* [DO THIS]: In the records below, pick out all lines containing the word "persons".

==========

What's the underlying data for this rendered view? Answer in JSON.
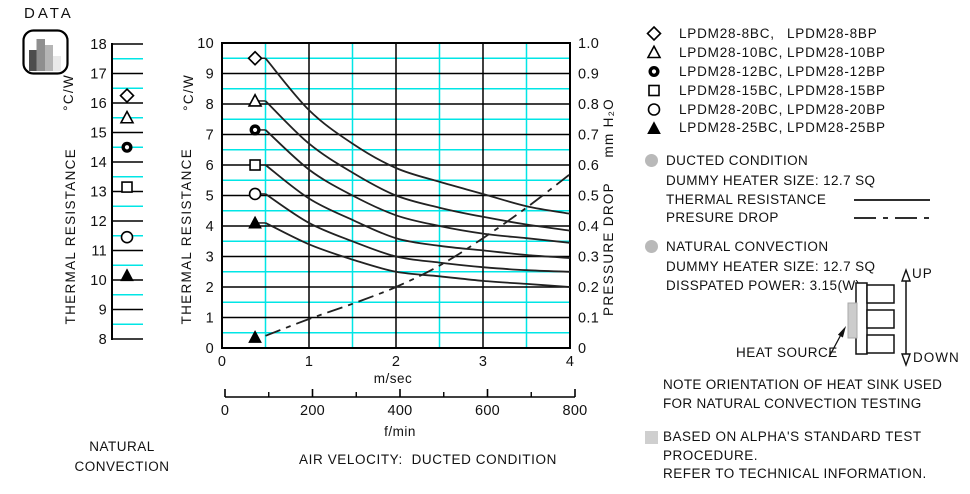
{
  "header": {
    "label": "DATA",
    "icon": "bar-chart-icon"
  },
  "colors": {
    "grid_major": "#000000",
    "grid_minor": "#00e6e6",
    "curve": "#222222",
    "bullet_gray": "#b9b9b9",
    "square_bullet_gray": "#cfcfcf",
    "heat_source_gray": "#cccccc"
  },
  "chart_data": [
    {
      "id": "natural-convection-strip",
      "type": "scatter",
      "caption_lines": [
        "NATURAL",
        "CONVECTION"
      ],
      "yunit": "°C/W",
      "ylabel": "THERMAL RESISTANCE",
      "ylim": [
        8,
        18
      ],
      "ytick_step": 1,
      "yminor_step": 0.5,
      "grid": true,
      "points": [
        {
          "series": "LPDM28-8B",
          "marker": "diamond",
          "value": 16.25
        },
        {
          "series": "LPDM28-10B",
          "marker": "triangle-open",
          "value": 15.5
        },
        {
          "series": "LPDM28-12B",
          "marker": "circle-dot",
          "value": 14.5
        },
        {
          "series": "LPDM28-15B",
          "marker": "square-open",
          "value": 13.15
        },
        {
          "series": "LPDM28-20B",
          "marker": "circle-open",
          "value": 11.45
        },
        {
          "series": "LPDM28-25B",
          "marker": "triangle-filled",
          "value": 10.15
        }
      ]
    },
    {
      "id": "ducted-condition",
      "type": "line",
      "caption": "AIR VELOCITY:  DUCTED CONDITION",
      "xlabel": "m/sec",
      "x2label": "f/min",
      "yunit_left": "°C/W",
      "ylabel_left": "THERMAL RESISTANCE",
      "yunit_right": "mm H₂O",
      "ylabel_right": "PRESSURE DROP",
      "xlim": [
        0,
        4
      ],
      "xticks": [
        0,
        1,
        2,
        3,
        4
      ],
      "xminor_step": 0.5,
      "ylim_left": [
        0,
        10
      ],
      "ytick_step_left": 1,
      "yminor_step": 0.5,
      "ylim_right": [
        0,
        1.0
      ],
      "yticks_right": [
        "1.0",
        "0.9",
        "0.8",
        "0.7",
        "0.6",
        "0.5",
        "0.4",
        "0.3",
        "0.2",
        "0.1",
        "0"
      ],
      "x2lim": [
        0,
        800
      ],
      "x2ticks": [
        0,
        200,
        400,
        600,
        800
      ],
      "x2minor_step": 100,
      "grid": true,
      "thermal_series": [
        {
          "name": "LPDM28-8B",
          "marker": "diamond",
          "marker_point": [
            0.38,
            9.5
          ],
          "x": [
            0.5,
            1,
            1.5,
            2,
            2.5,
            3,
            3.5,
            4
          ],
          "y": [
            9.5,
            7.8,
            6.7,
            5.9,
            5.45,
            5.05,
            4.65,
            4.4
          ]
        },
        {
          "name": "LPDM28-10B",
          "marker": "triangle-open",
          "marker_point": [
            0.38,
            8.1
          ],
          "x": [
            0.5,
            1,
            1.5,
            2,
            2.5,
            3,
            3.5,
            4
          ],
          "y": [
            8.1,
            6.7,
            5.75,
            5.0,
            4.6,
            4.3,
            4.05,
            3.85
          ]
        },
        {
          "name": "LPDM28-12B",
          "marker": "circle-dot",
          "marker_point": [
            0.38,
            7.15
          ],
          "x": [
            0.5,
            1,
            1.5,
            2,
            2.5,
            3,
            3.5,
            4
          ],
          "y": [
            7.15,
            5.85,
            5.0,
            4.35,
            4.0,
            3.75,
            3.6,
            3.45
          ]
        },
        {
          "name": "LPDM28-15B",
          "marker": "square-open",
          "marker_point": [
            0.38,
            6.0
          ],
          "x": [
            0.5,
            1,
            1.5,
            2,
            2.5,
            3,
            3.5,
            4
          ],
          "y": [
            6.0,
            4.9,
            4.2,
            3.6,
            3.35,
            3.2,
            3.05,
            2.95
          ]
        },
        {
          "name": "LPDM28-20B",
          "marker": "circle-open",
          "marker_point": [
            0.38,
            5.05
          ],
          "x": [
            0.5,
            1,
            1.5,
            2,
            2.5,
            3,
            3.5,
            4
          ],
          "y": [
            5.05,
            4.1,
            3.5,
            3.0,
            2.8,
            2.65,
            2.55,
            2.5
          ]
        },
        {
          "name": "LPDM28-25B",
          "marker": "triangle-filled",
          "marker_point": [
            0.38,
            4.1
          ],
          "x": [
            0.5,
            1,
            1.5,
            2,
            2.5,
            3,
            3.5,
            4
          ],
          "y": [
            4.1,
            3.4,
            2.9,
            2.5,
            2.35,
            2.2,
            2.1,
            2.0
          ]
        }
      ],
      "pressure_series": {
        "name": "PRESSURE DROP",
        "axis": "right",
        "line_style": "dash-dot",
        "marker": "triangle-filled",
        "marker_point": [
          0.38,
          0.035
        ],
        "x": [
          0.5,
          1,
          1.5,
          2,
          2.5,
          3,
          3.5,
          4
        ],
        "y": [
          0.04,
          0.095,
          0.145,
          0.2,
          0.27,
          0.36,
          0.46,
          0.57
        ]
      }
    }
  ],
  "legend": {
    "items": [
      {
        "marker": "diamond",
        "label_c": "LPDM28-8BC,",
        "label_p": "LPDM28-8BP"
      },
      {
        "marker": "triangle-open",
        "label_c": "LPDM28-10BC,",
        "label_p": "LPDM28-10BP"
      },
      {
        "marker": "circle-dot",
        "label_c": "LPDM28-12BC,",
        "label_p": "LPDM28-12BP"
      },
      {
        "marker": "square-open",
        "label_c": "LPDM28-15BC,",
        "label_p": "LPDM28-15BP"
      },
      {
        "marker": "circle-open",
        "label_c": "LPDM28-20BC,",
        "label_p": "LPDM28-20BP"
      },
      {
        "marker": "triangle-filled",
        "label_c": "LPDM28-25BC,",
        "label_p": "LPDM28-25BP"
      }
    ]
  },
  "sections": {
    "ducted": {
      "title": "DUCTED CONDITION",
      "line1": "DUMMY HEATER SIZE: 12.7 SQ",
      "thermal_label": "THERMAL RESISTANCE",
      "pressure_label": "PRESURE DROP"
    },
    "natural": {
      "title": "NATURAL CONVECTION",
      "line1": "DUMMY HEATER SIZE: 12.7 SQ",
      "line2": "DISSPATED POWER: 3.15(W)"
    },
    "orientation": {
      "up": "UP",
      "down": "DOWN",
      "heat_source": "HEAT SOURCE",
      "note1": "NOTE ORIENTATION OF HEAT SINK USED",
      "note2": "FOR NATURAL CONVECTION TESTING"
    },
    "footer": {
      "line1": "BASED ON ALPHA'S STANDARD TEST",
      "line2": "PROCEDURE.",
      "line3": "REFER TO TECHNICAL INFORMATION."
    }
  }
}
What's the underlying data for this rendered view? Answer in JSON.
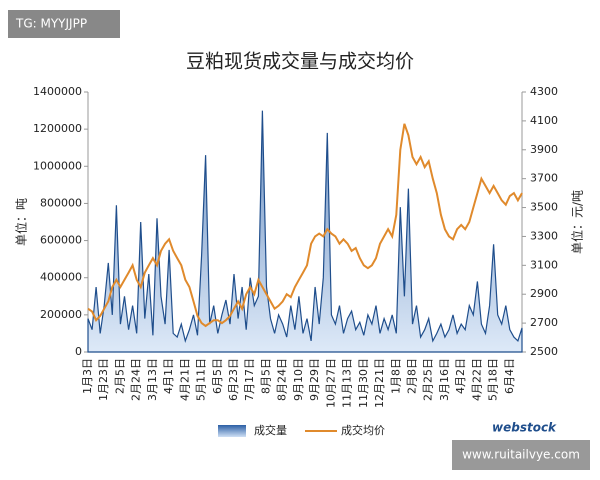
{
  "chart_data": {
    "type": "area-line",
    "title": "豆粕现货成交量与成交均价",
    "y_label": "单位：吨",
    "y2_label": "单位：元/吨",
    "categories": [
      "1月3日",
      null,
      null,
      null,
      "1月23日",
      null,
      null,
      null,
      "2月5日",
      null,
      null,
      null,
      "2月24日",
      null,
      null,
      null,
      "3月13日",
      null,
      null,
      null,
      "4月1日",
      null,
      null,
      null,
      "4月21日",
      null,
      null,
      null,
      "5月11日",
      null,
      null,
      null,
      "6月5日",
      null,
      null,
      null,
      "6月23日",
      null,
      null,
      null,
      "7月17日",
      null,
      null,
      null,
      "8月5日",
      null,
      null,
      null,
      "8月24日",
      null,
      null,
      null,
      "9月10日",
      null,
      null,
      null,
      "9月29日",
      null,
      null,
      null,
      "10月27日",
      null,
      null,
      null,
      "11月13日",
      null,
      null,
      null,
      "11月30日",
      null,
      null,
      null,
      "12月21日",
      null,
      null,
      null,
      "1月8日",
      null,
      null,
      null,
      "2月8日",
      null,
      null,
      null,
      "2月25日",
      null,
      null,
      null,
      "3月16日",
      null,
      null,
      null,
      "4月2日",
      null,
      null,
      null,
      "4月22日",
      null,
      null,
      null,
      "5月18日",
      null,
      null,
      null,
      "6月4日",
      null,
      null,
      null
    ],
    "series": [
      {
        "name": "成交量",
        "color": "#1f4e8c",
        "fill": "#8fb4e3",
        "axis": "y",
        "values": [
          180000,
          120000,
          350000,
          100000,
          250000,
          480000,
          200000,
          790000,
          150000,
          300000,
          120000,
          250000,
          100000,
          700000,
          180000,
          420000,
          90000,
          720000,
          300000,
          150000,
          550000,
          100000,
          80000,
          150000,
          60000,
          120000,
          200000,
          90000,
          520000,
          1060000,
          150000,
          250000,
          100000,
          200000,
          280000,
          150000,
          420000,
          180000,
          350000,
          120000,
          400000,
          250000,
          300000,
          1300000,
          350000,
          180000,
          100000,
          200000,
          150000,
          80000,
          250000,
          120000,
          300000,
          100000,
          180000,
          60000,
          350000,
          150000,
          400000,
          1180000,
          200000,
          150000,
          250000,
          100000,
          180000,
          220000,
          120000,
          160000,
          90000,
          200000,
          150000,
          250000,
          100000,
          180000,
          120000,
          200000,
          100000,
          780000,
          300000,
          880000,
          150000,
          250000,
          80000,
          120000,
          180000,
          60000,
          100000,
          150000,
          80000,
          120000,
          200000,
          100000,
          150000,
          120000,
          250000,
          200000,
          380000,
          150000,
          100000,
          250000,
          580000,
          200000,
          150000,
          250000,
          120000,
          80000,
          60000,
          130000
        ]
      },
      {
        "name": "成交均价",
        "color": "#e08a2c",
        "axis": "y2",
        "values": [
          2800,
          2780,
          2720,
          2750,
          2800,
          2850,
          2950,
          3000,
          2950,
          3000,
          3050,
          3100,
          3000,
          2950,
          3050,
          3100,
          3150,
          3100,
          3200,
          3250,
          3280,
          3200,
          3150,
          3100,
          3000,
          2950,
          2850,
          2750,
          2700,
          2680,
          2700,
          2720,
          2720,
          2700,
          2720,
          2750,
          2800,
          2850,
          2800,
          2900,
          2950,
          2900,
          3000,
          2950,
          2900,
          2850,
          2800,
          2820,
          2850,
          2900,
          2880,
          2950,
          3000,
          3050,
          3100,
          3250,
          3300,
          3320,
          3300,
          3350,
          3320,
          3300,
          3250,
          3280,
          3250,
          3200,
          3220,
          3150,
          3100,
          3080,
          3100,
          3150,
          3250,
          3300,
          3350,
          3300,
          3450,
          3900,
          4080,
          4000,
          3850,
          3800,
          3850,
          3780,
          3820,
          3700,
          3600,
          3450,
          3350,
          3300,
          3280,
          3350,
          3380,
          3350,
          3400,
          3500,
          3600,
          3700,
          3650,
          3600,
          3650,
          3600,
          3550,
          3520,
          3580,
          3600,
          3550,
          3600
        ]
      }
    ],
    "ylim": [
      0,
      1400000
    ],
    "yticks": [
      0,
      200000,
      400000,
      600000,
      800000,
      1000000,
      1200000,
      1400000
    ],
    "y2lim": [
      2500,
      4300
    ],
    "y2ticks": [
      2500,
      2700,
      2900,
      3100,
      3300,
      3500,
      3700,
      3900,
      4100,
      4300
    ],
    "legend": "bottom"
  },
  "watermarks": [
    "TG: MYYJJPP",
    "www.ruitailvye.com"
  ],
  "logo": "webstock"
}
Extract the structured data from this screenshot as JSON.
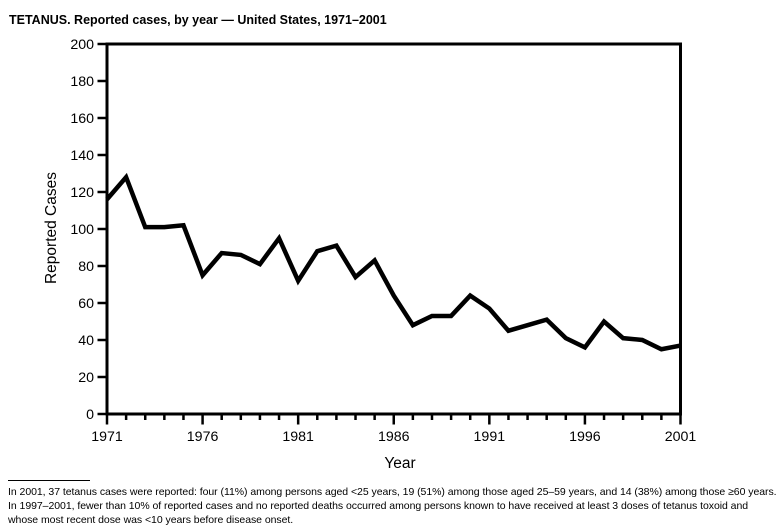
{
  "title": "TETANUS. Reported cases, by year — United States, 1971–2001",
  "chart_data": {
    "type": "line",
    "x": [
      1971,
      1972,
      1973,
      1974,
      1975,
      1976,
      1977,
      1978,
      1979,
      1980,
      1981,
      1982,
      1983,
      1984,
      1985,
      1986,
      1987,
      1988,
      1989,
      1990,
      1991,
      1992,
      1993,
      1994,
      1995,
      1996,
      1997,
      1998,
      1999,
      2000,
      2001
    ],
    "values": [
      116,
      128,
      101,
      101,
      102,
      75,
      87,
      86,
      81,
      95,
      72,
      88,
      91,
      74,
      83,
      64,
      48,
      53,
      53,
      64,
      57,
      45,
      48,
      51,
      41,
      36,
      50,
      41,
      40,
      35,
      37
    ],
    "xlabel": "Year",
    "ylabel": "Reported Cases",
    "xlim": [
      1971,
      2001
    ],
    "ylim": [
      0,
      200
    ],
    "yticks": [
      0,
      20,
      40,
      60,
      80,
      100,
      120,
      140,
      160,
      180,
      200
    ],
    "xticks_labeled": [
      1971,
      1976,
      1981,
      1986,
      1991,
      1996,
      2001
    ],
    "xtick_minor_step": 1,
    "grid": false,
    "legend_position": "none",
    "line_color": "#000000",
    "axis_color": "#000000",
    "background": "#ffffff"
  },
  "footnote": {
    "lines": [
      "In 2001, 37 tetanus cases were reported: four (11%) among persons aged <25 years, 19 (51%) among those aged 25–59 years, and 14 (38%) among those ≥60 years.",
      "In 1997–2001, fewer than 10% of reported cases and no reported deaths occurred among persons known to have received at least 3 doses of tetanus toxoid and",
      "whose most recent dose was <10 years before disease onset."
    ]
  }
}
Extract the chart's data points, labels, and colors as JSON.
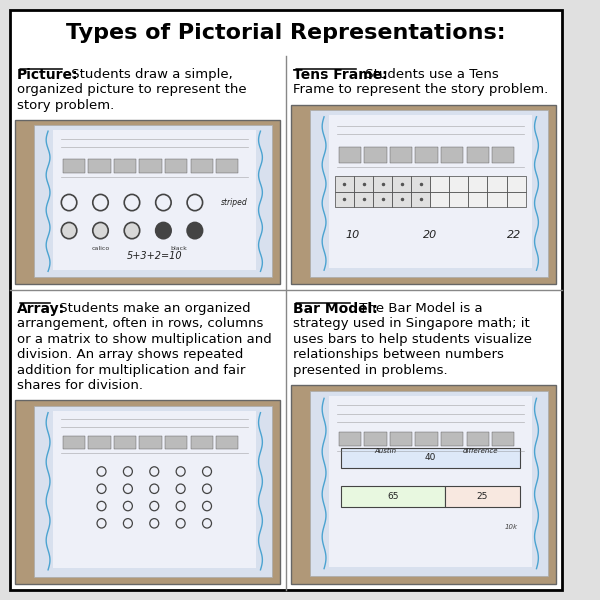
{
  "title": "Types of Pictorial Representations:",
  "title_fontsize": 16,
  "title_fontweight": "bold",
  "background_color": "#ffffff",
  "border_color": "#000000",
  "outer_bg": "#e0e0e0",
  "cells": [
    {
      "label": "Picture:",
      "text": "Students draw a simple,\norganized picture to represent the\nstory problem.",
      "row": 0,
      "col": 0
    },
    {
      "label": "Tens Frame:",
      "text": "Students use a Tens\nFrame to represent the story problem.",
      "row": 0,
      "col": 1
    },
    {
      "label": "Array:",
      "text": "Students make an organized\narrangement, often in rows, columns\nor a matrix to show multiplication and\ndivision. An array shows repeated\naddition for multiplication and fair\nshares for division.",
      "row": 1,
      "col": 0
    },
    {
      "label": "Bar Model:",
      "text": "The Bar Model is a\nstrategy used in Singapore math; it\nuses bars to help students visualize\nrelationships between numbers\npresented in problems.",
      "row": 1,
      "col": 1
    }
  ],
  "label_fontsize": 10,
  "text_fontsize": 9.5,
  "cell_text_color": "#000000"
}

==========

* [OUTPUT FOR THIS EXERCISE]:
      "In 2001, 37 tetanus cases were reported: four (11%) among persons aged <25 years, 19 (51%) among those aged 25–59 years, and 14 (38%) among those ≥60 years.",
      "In 1997–2001, fewer than 10% of reported cases and no reported deaths occurred among persons known to have received at least 3 doses of tetanus toxoid and",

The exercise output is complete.